◆ WHAT THE TASK REQUIRES ◆
Check every line of the data below for the string "Soil", and copy the ones that hold it.

[Stored entries]

:::

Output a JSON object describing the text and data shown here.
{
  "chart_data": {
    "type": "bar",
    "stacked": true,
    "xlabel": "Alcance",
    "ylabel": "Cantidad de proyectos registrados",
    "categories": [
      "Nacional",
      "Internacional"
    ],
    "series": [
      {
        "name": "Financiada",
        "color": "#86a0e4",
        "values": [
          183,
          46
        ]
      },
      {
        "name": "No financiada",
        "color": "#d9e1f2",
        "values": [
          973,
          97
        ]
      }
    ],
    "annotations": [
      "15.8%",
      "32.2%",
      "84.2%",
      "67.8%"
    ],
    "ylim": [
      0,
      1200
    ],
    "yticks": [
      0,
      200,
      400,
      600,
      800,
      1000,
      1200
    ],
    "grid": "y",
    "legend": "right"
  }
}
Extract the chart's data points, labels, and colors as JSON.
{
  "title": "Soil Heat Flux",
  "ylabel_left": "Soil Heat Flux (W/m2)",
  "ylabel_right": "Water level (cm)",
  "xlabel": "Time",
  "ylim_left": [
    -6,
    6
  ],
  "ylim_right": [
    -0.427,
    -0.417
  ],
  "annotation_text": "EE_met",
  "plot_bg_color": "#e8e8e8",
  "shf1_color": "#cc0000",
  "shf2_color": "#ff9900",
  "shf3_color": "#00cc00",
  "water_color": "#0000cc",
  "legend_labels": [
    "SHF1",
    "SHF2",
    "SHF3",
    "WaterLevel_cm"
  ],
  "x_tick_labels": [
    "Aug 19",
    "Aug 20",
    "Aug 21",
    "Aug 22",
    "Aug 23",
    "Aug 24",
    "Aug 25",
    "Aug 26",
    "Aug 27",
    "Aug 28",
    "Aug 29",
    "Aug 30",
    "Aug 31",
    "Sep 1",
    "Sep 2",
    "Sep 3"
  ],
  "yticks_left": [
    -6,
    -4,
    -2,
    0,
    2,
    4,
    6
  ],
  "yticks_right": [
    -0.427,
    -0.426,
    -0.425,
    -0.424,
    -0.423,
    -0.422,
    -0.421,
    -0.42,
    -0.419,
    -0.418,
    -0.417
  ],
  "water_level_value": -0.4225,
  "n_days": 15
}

:::

◆ OUTPUT OF THE TASK ◆
  "title": "Soil Heat Flux",
  "ylabel_left": "Soil Heat Flux (W/m2)",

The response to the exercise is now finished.